■ The request
Check each line of the material below, and copy it if it holds the string "Home".

Dataset entries:
>> begin

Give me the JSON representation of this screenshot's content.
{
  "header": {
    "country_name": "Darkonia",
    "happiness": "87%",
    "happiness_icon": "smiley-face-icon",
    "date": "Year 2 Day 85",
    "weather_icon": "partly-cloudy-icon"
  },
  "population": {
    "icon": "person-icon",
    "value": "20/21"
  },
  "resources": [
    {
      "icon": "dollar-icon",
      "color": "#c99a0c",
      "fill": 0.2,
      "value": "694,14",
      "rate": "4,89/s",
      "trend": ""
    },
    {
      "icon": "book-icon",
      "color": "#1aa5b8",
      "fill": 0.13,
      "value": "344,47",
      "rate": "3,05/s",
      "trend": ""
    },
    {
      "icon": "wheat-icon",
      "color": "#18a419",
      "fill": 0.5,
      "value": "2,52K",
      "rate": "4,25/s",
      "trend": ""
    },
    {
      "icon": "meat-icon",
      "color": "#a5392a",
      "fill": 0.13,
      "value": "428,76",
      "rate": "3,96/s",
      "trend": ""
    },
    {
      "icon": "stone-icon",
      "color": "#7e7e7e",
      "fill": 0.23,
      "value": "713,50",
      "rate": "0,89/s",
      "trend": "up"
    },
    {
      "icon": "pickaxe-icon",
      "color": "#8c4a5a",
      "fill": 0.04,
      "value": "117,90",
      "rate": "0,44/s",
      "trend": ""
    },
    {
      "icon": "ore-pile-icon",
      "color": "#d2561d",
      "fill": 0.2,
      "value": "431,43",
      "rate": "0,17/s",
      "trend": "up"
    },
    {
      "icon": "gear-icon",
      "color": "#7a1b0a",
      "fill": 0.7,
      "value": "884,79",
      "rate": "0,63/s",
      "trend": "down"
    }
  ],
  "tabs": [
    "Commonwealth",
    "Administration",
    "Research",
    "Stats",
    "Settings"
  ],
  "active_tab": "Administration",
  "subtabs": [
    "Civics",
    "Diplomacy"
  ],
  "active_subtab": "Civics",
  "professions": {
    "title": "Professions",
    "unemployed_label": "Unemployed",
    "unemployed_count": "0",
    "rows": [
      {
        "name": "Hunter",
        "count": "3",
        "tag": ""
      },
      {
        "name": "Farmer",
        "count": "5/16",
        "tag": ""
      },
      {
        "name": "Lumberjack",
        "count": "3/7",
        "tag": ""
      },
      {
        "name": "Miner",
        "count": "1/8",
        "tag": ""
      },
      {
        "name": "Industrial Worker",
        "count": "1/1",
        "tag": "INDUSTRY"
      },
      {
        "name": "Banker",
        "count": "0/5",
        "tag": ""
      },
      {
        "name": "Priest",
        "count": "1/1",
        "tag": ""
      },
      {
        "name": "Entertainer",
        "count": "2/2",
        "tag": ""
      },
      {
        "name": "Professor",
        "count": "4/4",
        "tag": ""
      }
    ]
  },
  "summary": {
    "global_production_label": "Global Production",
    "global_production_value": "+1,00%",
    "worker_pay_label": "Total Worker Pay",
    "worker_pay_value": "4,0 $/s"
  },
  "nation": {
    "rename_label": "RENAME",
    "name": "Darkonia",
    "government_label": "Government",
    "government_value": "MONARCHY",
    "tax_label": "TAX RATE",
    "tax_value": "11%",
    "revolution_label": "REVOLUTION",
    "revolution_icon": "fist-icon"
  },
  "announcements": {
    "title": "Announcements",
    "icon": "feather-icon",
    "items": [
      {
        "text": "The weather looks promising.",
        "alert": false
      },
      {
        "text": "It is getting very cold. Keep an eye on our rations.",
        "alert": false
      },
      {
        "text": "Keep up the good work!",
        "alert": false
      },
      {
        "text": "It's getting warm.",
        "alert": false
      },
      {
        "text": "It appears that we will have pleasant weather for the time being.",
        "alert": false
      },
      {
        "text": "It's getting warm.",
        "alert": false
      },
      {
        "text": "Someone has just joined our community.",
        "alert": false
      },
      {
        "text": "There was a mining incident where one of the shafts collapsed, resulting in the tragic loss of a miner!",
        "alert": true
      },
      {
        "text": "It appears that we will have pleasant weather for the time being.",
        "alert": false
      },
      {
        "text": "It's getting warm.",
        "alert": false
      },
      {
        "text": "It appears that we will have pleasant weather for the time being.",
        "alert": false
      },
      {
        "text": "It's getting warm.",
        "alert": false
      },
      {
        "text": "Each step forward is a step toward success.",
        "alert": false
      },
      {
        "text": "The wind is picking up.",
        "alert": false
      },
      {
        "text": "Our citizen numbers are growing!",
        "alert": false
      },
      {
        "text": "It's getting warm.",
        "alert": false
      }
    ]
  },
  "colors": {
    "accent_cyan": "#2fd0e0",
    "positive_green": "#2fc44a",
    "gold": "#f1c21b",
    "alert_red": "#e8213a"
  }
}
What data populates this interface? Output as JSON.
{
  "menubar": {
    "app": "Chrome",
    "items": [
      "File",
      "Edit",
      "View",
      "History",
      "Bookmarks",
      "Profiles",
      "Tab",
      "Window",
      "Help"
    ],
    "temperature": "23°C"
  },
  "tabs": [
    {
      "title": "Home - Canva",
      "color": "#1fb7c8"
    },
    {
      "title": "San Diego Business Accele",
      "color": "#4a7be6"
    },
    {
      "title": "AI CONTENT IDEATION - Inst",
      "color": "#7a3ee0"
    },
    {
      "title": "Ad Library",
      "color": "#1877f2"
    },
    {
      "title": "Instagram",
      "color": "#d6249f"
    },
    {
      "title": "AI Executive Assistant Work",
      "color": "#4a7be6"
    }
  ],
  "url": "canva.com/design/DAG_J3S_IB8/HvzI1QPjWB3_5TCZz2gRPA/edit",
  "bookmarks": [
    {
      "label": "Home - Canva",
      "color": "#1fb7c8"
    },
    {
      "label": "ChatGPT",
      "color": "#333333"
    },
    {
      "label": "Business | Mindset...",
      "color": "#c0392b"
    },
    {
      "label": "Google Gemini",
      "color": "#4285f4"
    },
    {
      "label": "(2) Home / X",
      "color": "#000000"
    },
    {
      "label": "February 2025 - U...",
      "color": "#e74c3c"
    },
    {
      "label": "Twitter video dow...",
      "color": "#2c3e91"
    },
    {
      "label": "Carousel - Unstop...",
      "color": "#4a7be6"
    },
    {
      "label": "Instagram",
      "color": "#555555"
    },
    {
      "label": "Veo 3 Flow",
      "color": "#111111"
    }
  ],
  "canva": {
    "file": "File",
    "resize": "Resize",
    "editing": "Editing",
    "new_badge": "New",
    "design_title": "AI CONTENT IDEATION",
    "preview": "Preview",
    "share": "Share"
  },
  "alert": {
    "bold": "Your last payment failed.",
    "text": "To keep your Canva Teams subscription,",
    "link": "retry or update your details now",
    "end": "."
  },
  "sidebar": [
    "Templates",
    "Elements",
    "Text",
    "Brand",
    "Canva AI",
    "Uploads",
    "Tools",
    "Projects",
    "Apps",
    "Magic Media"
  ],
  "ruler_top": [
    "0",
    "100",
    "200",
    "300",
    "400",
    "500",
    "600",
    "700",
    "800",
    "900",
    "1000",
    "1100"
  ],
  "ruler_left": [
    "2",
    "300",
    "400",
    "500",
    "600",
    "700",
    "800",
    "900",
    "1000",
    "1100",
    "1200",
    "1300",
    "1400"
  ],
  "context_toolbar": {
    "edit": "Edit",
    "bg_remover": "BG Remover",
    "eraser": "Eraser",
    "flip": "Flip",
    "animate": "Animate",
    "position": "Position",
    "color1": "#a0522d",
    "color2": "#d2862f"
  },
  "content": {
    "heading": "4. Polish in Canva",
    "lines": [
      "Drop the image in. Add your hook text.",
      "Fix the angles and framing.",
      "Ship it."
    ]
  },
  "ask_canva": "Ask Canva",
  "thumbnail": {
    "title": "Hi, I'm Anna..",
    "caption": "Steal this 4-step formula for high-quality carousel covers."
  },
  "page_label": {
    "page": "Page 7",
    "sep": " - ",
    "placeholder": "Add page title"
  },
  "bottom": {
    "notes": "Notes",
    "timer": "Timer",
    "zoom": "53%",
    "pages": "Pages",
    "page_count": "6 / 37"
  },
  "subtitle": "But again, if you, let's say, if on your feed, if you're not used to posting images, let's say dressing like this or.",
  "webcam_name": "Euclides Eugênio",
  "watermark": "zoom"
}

>> end

■ Answer to the problem
      "title": "Home - Canva",
      "label": "Home - Canva",
      "label": "(2) Home / X",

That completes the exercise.